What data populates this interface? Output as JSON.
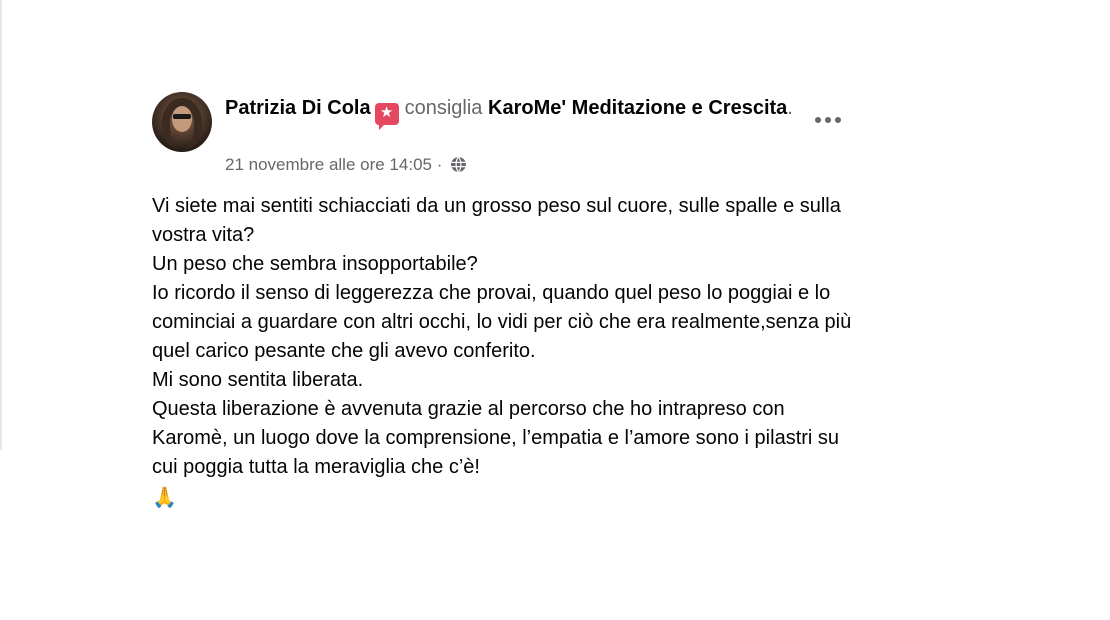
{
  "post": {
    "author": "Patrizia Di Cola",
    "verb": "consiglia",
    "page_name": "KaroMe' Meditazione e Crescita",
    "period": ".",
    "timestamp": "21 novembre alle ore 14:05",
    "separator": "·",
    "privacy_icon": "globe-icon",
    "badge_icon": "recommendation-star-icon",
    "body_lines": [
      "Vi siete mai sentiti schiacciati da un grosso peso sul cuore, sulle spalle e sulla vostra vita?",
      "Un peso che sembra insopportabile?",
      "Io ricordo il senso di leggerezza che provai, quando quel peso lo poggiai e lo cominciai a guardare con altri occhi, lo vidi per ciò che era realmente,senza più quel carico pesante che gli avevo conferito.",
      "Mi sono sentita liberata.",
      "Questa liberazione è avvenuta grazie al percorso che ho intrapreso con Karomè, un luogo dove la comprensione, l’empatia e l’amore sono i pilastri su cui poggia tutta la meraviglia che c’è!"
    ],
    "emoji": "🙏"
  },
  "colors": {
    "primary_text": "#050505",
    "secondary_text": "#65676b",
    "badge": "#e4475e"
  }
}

...

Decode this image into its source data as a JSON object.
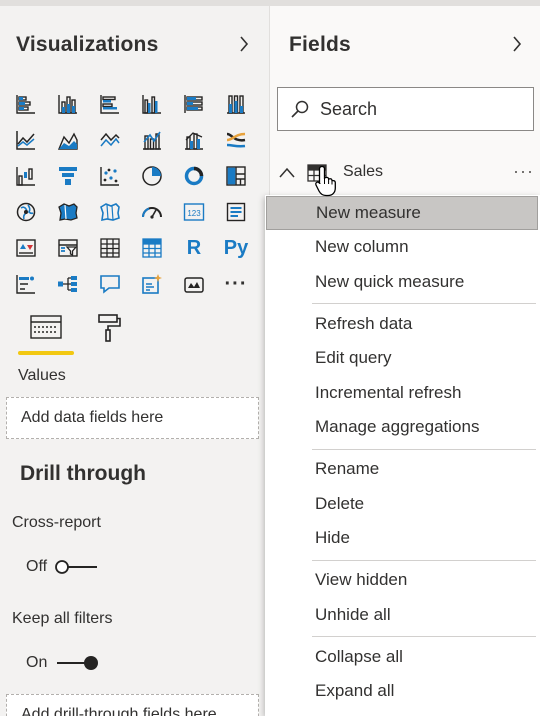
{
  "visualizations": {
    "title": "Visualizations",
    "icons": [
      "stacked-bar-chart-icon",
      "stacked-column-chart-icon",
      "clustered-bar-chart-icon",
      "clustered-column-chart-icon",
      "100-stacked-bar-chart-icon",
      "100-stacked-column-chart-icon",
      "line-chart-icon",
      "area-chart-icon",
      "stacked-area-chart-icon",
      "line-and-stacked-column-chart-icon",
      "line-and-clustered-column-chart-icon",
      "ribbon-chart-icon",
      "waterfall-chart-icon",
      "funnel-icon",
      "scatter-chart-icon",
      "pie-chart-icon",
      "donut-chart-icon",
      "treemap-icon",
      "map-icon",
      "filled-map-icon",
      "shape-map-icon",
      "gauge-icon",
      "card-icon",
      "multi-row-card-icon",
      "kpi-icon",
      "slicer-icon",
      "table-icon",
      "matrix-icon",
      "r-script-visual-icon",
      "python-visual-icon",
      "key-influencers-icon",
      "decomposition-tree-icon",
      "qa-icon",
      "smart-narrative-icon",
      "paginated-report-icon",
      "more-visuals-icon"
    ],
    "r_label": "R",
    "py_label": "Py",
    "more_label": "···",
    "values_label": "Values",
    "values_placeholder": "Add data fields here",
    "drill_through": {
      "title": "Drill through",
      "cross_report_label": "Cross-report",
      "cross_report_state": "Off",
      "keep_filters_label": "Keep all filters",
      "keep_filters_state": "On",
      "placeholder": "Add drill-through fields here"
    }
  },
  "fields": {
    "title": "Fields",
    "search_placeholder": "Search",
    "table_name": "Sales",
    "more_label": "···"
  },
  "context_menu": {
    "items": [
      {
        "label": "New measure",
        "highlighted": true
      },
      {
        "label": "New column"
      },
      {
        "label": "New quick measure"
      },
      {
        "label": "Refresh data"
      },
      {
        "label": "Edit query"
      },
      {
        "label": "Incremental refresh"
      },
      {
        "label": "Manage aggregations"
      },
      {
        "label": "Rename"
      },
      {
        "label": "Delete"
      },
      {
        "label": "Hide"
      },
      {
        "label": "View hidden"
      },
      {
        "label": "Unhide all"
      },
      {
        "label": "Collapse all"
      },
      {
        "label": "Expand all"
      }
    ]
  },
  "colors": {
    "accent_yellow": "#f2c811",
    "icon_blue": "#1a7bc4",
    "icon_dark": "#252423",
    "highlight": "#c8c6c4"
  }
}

Your instructions:
Search the listing for the word "area". Copy every line in which it occurs.

Result of the exercise:
      "area-chart-icon",
      "stacked-area-chart-icon",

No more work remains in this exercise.